_EXCERPTED TEXT_
>>

It should not be necessary to install OpenGL, since it comes preinstalled on Windows, MacOS & Linux. However, if there are issues with OpenGL drivers, the OpenGL Getting Started page will direct to the appropriate graphics driver sites.
In order to use OpenGL, you must ensure that Visual Studio can locate OpenGL on your computer & therefore you must add it as an additional dependency. In Visual Studio, right click your project file, select Properties, unfold Linker, select Input & edit Additional Dependencies by adding opengl32.lib.
Library & include files that will be downloaded in this lab will need to be placed in a new subfolder in the C:\Users\Public directory. Create a folder in this directory named OpenGL & inside this folder create two folders named include & lib.
Your Visual Studio project's linker needs to know the locations of the library files that are going to be downloaded. The include files will be located at C:\Users\Public\OpenGL\include & the library files will be located at C:\Users\Public\OpenGL\lib. In order to link to these locations, go to your Visual Studio project, navigate to the Solution Explorer, right click the project file, select Properties, unfold Configuration Properties & select VC++ Properties.

<<

_DATA EXTRACT_
>>

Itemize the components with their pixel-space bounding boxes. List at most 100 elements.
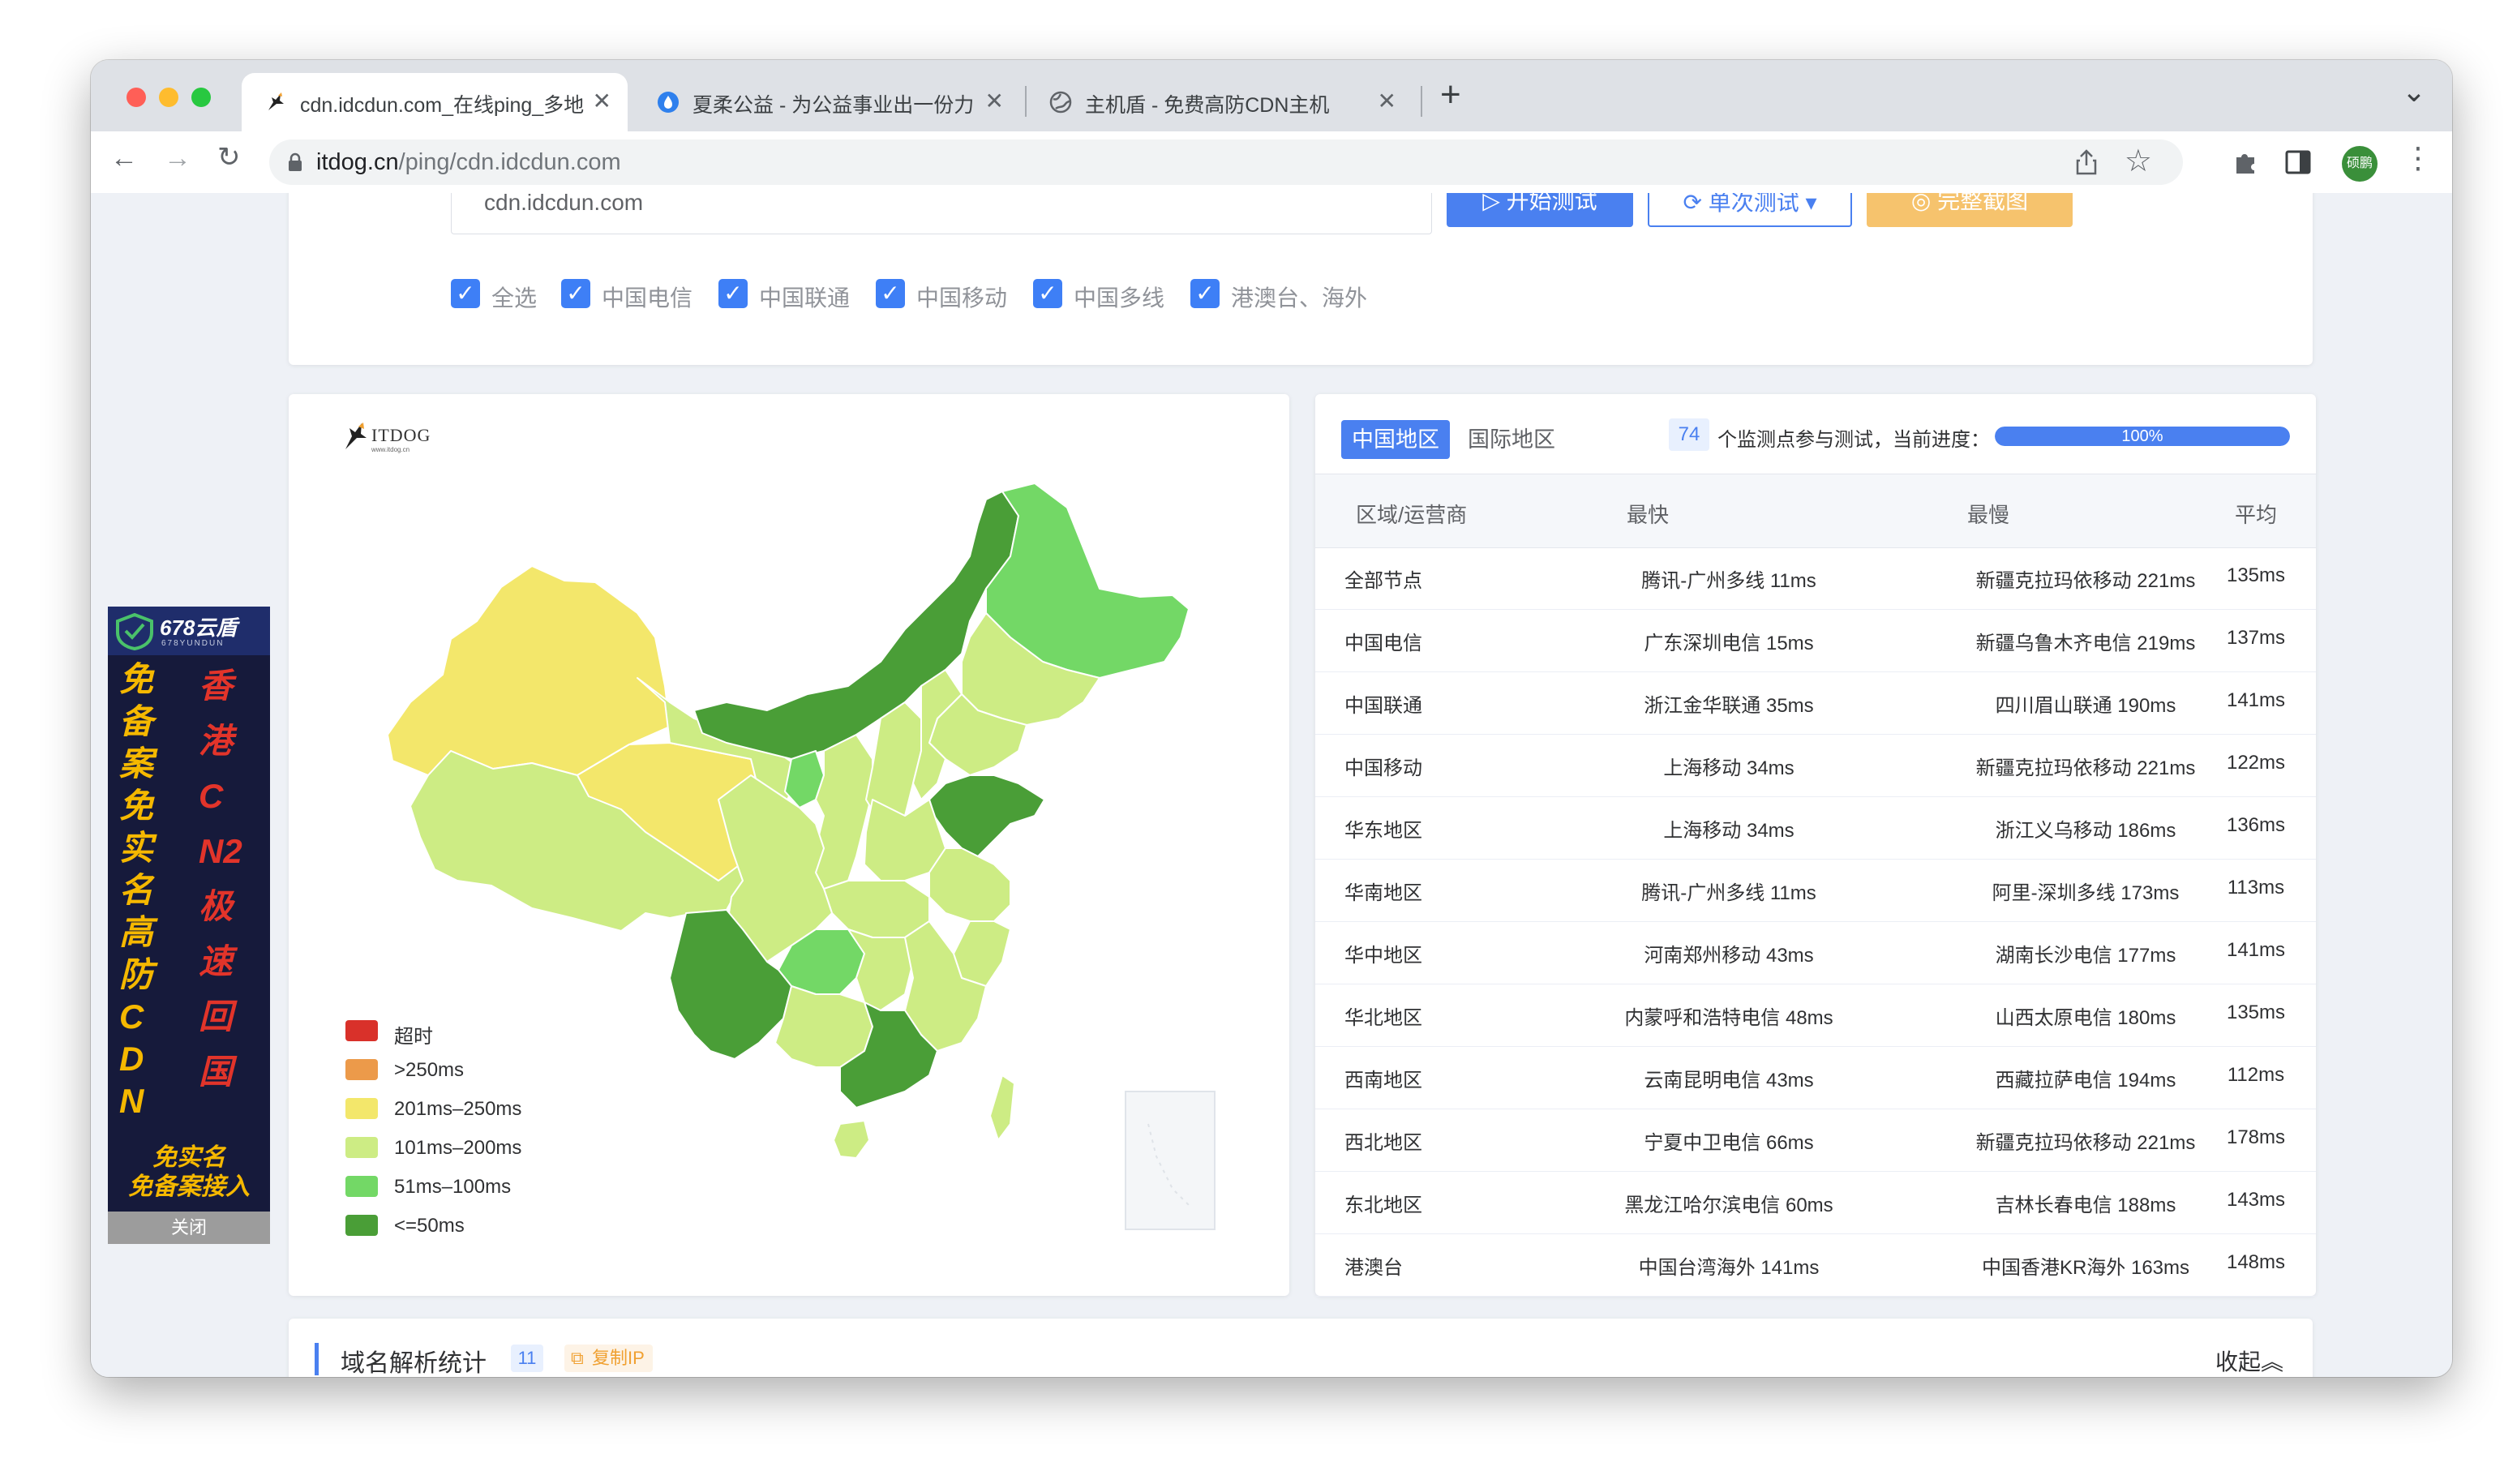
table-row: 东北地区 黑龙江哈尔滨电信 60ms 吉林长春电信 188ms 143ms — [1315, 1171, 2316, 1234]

<<

_JOB A_
Condense the paragraph of the OpenGL setup text that begins "In order to use OpenGL, you must ensure" into a short list that keeps its main facts.
_JOB B_
Continue the OpenGL setup text from its last sentence onward.

_EXPECTED OUTPUT A_
- Visual Studio must be able to locate OpenGL, so it has to be added as an additional dependency.
- Right-click the project file in Visual Studio and select Properties.
- Unfold Linker and select Input.
- Edit Additional Dependencies by adding opengl32.lib.

_EXPECTED OUTPUT B_
Add the include directory C:\Users\Public\OpenGL\include to the Include Directories section & add the library directory C:\Users\Public\OpenGL\lib to the Library Directories section respectively.
The GLFW library provides the ability to use OpenGL to render to windows, to receive input & also provides other useful events. In order to acquire GLFW, navigate to the GLFW Download Page & download the Windows pre-compiled 64-bit binaries.
Open a file explorer & navigate to C:\Users\Public\OpenGL & open a second file explorer & navigate to the GLFW folder in the Downloads folder. In the GLFW folder, open the include subfolder & move the GLFW subfolder within that into the include folder in the OpenGL directory. In the GLFW folder in the Downloads folder, many lib-vc folders exist. These are library folders that correspond to different versions of Visual C++. Open the lib-vc2022 folder & move all the files into the lib folder in the OpenGL directory.
In Visual Studio, right click your project file, select Properties, unfold Linker, select Input & edit Additional Dependencies by adding glfw3.lib. Lastly, in your main.cpp file, insert the #include <GLFW/glfw3.h> include. If Visual Studio fails to retrieve glfw3.h, then something has gone wrong in any of the aforementioned processes.
GLEW is an extension loading library. It provides checks to determine what extensions are able to be supported on any particular targeted platform. To download it, go to the GLEW Download Page & select the GLEW Binaries for Windows 32-bit & 64-bit. After this, you will be redirected to another site where you will have to wait a few seconds for your download to start.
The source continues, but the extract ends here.